▶ **REQUIRED TASK**:
Count the lines that hold the string "structured". Reply with the number alone.

[Stored data]
** Begin **

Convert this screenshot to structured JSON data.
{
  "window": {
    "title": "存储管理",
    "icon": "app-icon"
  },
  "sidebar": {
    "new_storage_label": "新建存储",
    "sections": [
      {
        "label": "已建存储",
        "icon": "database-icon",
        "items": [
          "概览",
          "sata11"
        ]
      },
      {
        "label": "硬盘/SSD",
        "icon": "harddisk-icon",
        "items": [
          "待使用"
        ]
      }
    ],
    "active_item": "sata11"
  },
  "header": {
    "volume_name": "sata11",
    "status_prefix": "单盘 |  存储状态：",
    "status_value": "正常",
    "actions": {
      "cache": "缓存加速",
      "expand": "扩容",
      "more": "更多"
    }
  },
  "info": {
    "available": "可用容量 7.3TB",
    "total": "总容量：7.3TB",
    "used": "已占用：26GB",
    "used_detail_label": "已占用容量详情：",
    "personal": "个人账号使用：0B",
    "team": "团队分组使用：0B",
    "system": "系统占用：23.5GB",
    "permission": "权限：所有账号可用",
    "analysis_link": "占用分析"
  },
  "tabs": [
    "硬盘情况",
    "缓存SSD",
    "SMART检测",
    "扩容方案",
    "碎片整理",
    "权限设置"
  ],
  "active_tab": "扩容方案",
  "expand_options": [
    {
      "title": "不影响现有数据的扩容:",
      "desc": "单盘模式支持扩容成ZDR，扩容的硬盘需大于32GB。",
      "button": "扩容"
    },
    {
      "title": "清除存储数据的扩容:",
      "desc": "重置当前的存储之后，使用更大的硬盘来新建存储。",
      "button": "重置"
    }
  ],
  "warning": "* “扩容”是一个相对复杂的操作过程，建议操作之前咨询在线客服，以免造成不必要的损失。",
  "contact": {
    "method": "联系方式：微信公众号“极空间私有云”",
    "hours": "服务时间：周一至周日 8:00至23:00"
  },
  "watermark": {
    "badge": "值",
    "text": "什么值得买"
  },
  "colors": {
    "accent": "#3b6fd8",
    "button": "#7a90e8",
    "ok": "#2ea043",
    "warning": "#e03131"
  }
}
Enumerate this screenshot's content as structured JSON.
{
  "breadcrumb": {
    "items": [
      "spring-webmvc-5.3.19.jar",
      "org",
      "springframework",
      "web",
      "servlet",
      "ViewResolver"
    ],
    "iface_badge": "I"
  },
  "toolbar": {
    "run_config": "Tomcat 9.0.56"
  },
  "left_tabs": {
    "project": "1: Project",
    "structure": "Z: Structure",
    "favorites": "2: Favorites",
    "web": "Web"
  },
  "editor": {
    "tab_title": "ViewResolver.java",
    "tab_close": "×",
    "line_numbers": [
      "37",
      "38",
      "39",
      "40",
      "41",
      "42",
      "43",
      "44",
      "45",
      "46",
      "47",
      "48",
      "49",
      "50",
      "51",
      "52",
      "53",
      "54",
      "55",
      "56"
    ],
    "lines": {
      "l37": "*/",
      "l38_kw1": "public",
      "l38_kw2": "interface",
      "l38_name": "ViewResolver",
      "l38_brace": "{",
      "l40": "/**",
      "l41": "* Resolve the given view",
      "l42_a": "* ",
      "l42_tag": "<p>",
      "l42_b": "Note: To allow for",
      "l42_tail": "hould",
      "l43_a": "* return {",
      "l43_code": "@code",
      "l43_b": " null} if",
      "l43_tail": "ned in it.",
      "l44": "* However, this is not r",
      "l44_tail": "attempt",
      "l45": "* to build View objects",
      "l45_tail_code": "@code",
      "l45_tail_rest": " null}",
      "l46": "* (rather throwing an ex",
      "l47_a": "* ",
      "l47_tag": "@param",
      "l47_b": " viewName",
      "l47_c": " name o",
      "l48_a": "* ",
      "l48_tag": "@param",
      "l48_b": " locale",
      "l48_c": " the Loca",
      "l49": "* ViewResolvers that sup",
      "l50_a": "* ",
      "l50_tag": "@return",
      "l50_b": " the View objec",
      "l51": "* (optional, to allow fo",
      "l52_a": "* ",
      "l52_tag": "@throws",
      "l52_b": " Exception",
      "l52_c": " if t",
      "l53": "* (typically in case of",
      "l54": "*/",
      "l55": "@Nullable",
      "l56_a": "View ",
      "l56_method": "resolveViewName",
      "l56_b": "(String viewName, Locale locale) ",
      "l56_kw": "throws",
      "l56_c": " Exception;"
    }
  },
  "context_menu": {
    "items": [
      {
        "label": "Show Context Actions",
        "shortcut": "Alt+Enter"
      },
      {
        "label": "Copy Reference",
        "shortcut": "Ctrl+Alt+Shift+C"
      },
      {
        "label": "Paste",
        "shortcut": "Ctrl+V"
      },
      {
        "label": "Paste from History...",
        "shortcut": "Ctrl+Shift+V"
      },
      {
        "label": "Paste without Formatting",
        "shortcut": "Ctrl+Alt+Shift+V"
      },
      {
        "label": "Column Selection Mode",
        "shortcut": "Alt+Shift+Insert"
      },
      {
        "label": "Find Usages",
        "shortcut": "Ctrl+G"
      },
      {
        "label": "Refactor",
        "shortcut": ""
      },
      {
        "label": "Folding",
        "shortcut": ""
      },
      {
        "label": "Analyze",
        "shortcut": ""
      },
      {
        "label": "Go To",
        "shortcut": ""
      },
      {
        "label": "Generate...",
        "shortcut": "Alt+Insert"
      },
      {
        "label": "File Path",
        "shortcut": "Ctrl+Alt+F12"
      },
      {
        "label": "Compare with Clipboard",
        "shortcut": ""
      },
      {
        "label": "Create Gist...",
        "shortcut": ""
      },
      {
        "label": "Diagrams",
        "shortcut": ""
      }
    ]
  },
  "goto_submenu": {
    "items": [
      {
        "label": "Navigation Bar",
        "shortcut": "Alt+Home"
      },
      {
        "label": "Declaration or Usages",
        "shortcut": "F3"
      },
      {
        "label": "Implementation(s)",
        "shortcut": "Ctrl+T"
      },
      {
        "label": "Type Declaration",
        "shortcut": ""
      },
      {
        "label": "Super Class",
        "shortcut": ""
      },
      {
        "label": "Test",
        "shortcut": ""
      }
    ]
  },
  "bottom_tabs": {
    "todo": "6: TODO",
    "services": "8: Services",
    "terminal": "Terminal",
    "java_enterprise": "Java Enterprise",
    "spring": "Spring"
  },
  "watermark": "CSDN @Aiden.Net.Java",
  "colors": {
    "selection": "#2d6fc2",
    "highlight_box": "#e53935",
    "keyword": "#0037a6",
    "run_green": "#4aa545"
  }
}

** End **

▶ **SOLUTION**:
2